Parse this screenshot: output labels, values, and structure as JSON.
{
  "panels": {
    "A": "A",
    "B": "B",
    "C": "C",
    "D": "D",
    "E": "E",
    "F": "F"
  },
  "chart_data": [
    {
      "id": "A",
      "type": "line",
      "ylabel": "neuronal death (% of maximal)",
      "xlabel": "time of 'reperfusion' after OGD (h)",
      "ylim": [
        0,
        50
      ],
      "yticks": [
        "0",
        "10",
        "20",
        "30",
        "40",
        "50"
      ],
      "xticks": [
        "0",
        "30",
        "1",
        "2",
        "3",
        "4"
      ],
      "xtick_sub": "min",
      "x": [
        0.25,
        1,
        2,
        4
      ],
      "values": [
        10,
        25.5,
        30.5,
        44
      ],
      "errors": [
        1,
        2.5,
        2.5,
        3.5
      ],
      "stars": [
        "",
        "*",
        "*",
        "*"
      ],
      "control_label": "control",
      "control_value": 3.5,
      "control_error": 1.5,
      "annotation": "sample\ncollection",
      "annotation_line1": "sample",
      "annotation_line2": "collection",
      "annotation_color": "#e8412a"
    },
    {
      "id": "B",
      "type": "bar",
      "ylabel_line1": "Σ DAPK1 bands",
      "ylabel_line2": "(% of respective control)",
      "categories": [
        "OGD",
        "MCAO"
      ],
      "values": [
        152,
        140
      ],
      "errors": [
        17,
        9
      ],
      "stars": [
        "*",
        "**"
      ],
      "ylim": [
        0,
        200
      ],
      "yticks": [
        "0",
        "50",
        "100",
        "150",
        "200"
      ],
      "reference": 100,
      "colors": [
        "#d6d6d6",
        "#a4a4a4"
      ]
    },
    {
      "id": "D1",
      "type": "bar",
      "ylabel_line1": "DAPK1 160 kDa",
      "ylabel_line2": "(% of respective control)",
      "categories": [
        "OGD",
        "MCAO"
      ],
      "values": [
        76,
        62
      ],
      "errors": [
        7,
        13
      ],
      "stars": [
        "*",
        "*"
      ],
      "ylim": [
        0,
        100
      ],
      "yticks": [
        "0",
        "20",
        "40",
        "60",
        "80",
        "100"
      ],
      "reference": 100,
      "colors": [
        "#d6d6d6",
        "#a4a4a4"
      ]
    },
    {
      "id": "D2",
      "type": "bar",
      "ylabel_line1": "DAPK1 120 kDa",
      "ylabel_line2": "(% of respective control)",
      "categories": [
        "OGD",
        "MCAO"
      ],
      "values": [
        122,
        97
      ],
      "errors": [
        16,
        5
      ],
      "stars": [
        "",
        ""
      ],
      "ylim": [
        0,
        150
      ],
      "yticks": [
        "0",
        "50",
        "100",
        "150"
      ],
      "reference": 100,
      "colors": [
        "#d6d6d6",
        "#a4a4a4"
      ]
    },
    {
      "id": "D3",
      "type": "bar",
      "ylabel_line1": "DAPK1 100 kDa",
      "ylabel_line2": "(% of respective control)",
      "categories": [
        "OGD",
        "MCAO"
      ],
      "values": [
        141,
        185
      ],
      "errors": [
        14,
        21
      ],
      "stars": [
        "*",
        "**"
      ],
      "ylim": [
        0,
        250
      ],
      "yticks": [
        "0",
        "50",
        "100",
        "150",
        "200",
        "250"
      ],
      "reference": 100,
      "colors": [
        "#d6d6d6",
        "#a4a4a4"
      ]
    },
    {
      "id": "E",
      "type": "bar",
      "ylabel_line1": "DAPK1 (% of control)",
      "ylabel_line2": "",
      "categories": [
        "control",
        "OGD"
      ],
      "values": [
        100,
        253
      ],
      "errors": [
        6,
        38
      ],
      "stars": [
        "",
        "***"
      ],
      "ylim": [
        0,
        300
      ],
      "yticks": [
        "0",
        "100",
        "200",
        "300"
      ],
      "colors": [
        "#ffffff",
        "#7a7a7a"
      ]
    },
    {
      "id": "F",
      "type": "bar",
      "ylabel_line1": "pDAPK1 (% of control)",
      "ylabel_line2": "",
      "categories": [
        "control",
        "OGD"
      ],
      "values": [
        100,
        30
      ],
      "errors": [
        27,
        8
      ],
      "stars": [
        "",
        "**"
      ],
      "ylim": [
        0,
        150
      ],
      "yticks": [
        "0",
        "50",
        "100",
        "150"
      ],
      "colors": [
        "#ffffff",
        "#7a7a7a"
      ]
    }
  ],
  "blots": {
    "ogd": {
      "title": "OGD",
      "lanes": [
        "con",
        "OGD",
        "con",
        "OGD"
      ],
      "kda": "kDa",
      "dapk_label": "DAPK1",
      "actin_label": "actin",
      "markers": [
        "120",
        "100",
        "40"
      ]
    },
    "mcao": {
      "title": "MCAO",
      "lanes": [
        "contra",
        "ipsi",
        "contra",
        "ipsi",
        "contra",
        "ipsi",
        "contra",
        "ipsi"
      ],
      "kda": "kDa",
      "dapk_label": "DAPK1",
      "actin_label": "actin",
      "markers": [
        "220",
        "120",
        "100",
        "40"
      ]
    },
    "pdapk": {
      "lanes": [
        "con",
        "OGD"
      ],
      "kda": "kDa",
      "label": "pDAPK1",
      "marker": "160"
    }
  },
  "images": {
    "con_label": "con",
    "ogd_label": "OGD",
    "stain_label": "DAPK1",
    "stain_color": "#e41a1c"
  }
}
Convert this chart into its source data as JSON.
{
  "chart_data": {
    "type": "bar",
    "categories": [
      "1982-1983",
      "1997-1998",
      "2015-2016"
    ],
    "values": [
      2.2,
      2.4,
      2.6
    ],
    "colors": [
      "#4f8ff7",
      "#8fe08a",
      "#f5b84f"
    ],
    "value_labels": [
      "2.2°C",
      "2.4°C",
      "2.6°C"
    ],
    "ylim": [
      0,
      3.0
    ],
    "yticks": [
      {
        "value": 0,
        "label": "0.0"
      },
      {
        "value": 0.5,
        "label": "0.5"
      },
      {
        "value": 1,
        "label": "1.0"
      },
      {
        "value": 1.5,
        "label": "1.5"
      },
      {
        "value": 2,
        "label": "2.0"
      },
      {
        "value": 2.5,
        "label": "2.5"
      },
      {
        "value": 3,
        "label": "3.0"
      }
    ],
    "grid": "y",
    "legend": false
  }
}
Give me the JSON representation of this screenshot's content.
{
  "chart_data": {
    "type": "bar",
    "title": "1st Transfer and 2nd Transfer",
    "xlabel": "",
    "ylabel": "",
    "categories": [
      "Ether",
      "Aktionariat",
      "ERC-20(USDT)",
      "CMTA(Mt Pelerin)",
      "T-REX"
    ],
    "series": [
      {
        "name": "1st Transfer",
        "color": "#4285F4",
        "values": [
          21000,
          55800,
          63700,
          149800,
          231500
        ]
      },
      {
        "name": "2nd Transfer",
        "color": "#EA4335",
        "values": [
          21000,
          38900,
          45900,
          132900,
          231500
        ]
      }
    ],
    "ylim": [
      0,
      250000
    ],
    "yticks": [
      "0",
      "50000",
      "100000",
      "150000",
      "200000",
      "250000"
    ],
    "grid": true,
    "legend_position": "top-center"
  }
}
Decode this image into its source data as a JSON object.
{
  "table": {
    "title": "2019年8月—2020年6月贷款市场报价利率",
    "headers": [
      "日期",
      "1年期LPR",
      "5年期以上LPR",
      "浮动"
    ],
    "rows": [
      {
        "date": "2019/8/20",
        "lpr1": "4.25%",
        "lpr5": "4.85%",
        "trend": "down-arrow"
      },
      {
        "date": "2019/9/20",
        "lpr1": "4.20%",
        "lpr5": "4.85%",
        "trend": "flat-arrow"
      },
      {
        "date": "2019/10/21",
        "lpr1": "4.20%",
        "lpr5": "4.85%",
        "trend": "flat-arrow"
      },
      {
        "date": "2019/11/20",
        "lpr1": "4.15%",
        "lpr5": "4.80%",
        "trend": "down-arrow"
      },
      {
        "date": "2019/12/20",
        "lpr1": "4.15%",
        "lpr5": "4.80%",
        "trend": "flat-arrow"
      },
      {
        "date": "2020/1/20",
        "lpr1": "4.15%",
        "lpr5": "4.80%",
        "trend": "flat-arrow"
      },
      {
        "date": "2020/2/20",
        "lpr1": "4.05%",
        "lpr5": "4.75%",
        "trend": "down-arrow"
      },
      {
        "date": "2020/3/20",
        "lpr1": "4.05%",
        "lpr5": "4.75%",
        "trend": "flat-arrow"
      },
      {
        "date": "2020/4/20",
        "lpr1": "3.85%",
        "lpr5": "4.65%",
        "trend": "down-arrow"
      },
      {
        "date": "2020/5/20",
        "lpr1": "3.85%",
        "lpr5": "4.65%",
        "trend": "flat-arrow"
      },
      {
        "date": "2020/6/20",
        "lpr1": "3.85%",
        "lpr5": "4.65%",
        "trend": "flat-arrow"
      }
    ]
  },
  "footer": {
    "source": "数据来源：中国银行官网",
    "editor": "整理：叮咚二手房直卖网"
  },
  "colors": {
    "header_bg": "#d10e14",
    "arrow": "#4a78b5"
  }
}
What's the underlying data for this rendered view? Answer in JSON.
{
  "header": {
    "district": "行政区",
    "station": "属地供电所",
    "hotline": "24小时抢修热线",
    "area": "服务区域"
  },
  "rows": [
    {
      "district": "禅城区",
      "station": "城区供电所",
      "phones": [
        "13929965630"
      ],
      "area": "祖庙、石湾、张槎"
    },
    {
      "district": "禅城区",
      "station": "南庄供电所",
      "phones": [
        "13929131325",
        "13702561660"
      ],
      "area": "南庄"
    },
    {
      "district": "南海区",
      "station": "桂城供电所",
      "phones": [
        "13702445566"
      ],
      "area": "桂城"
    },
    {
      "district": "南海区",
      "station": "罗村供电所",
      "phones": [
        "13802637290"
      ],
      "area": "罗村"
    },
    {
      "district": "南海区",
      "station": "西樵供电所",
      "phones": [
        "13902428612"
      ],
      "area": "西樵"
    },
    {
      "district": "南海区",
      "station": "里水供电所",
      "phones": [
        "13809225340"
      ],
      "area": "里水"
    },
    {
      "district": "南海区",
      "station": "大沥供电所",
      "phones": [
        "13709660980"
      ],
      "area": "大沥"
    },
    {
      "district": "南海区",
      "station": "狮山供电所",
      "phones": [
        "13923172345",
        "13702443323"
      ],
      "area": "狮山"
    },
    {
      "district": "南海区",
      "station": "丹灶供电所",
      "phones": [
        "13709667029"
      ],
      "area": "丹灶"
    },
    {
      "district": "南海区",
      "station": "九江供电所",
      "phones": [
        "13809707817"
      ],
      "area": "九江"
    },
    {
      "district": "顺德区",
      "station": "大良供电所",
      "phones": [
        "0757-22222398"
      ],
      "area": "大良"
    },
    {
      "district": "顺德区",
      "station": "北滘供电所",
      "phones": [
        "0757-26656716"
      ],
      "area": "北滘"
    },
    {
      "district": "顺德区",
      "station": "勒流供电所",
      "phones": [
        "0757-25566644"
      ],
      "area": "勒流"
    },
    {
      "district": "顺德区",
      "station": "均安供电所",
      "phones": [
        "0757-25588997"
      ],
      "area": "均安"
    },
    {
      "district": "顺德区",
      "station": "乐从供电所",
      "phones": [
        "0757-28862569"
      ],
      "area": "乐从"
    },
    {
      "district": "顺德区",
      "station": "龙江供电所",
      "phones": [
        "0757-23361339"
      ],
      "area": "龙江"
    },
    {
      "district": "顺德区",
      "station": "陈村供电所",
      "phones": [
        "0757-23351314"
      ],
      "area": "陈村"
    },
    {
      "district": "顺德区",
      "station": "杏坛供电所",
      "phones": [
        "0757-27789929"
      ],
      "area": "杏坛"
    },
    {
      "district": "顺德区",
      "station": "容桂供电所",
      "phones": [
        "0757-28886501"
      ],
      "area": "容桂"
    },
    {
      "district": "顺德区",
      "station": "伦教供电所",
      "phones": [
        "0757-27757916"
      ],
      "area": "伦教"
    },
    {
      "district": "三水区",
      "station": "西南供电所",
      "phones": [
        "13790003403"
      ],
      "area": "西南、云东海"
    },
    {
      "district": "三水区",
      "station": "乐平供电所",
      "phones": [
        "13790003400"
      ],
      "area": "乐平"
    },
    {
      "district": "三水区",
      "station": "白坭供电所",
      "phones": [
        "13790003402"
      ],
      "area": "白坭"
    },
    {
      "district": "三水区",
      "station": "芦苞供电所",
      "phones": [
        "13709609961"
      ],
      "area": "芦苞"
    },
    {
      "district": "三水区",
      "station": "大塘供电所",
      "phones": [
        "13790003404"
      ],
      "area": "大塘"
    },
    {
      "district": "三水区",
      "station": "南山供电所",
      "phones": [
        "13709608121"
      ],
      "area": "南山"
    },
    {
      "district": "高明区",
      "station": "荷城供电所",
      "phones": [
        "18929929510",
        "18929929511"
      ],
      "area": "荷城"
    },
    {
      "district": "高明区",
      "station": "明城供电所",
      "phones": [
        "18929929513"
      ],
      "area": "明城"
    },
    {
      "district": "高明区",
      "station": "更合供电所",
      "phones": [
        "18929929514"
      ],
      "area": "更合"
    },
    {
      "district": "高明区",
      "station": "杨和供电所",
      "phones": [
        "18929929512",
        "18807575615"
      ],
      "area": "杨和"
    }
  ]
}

───

WHAT IS NEEDED:
Gather every line from the listing above in which "source" appears, and copy those lines.

TASK OUTPUT:
Convert this chart into its source data as JSON.
Decode this image into its source data as a JSON object.
    "source": "数据来源：中国银行官网",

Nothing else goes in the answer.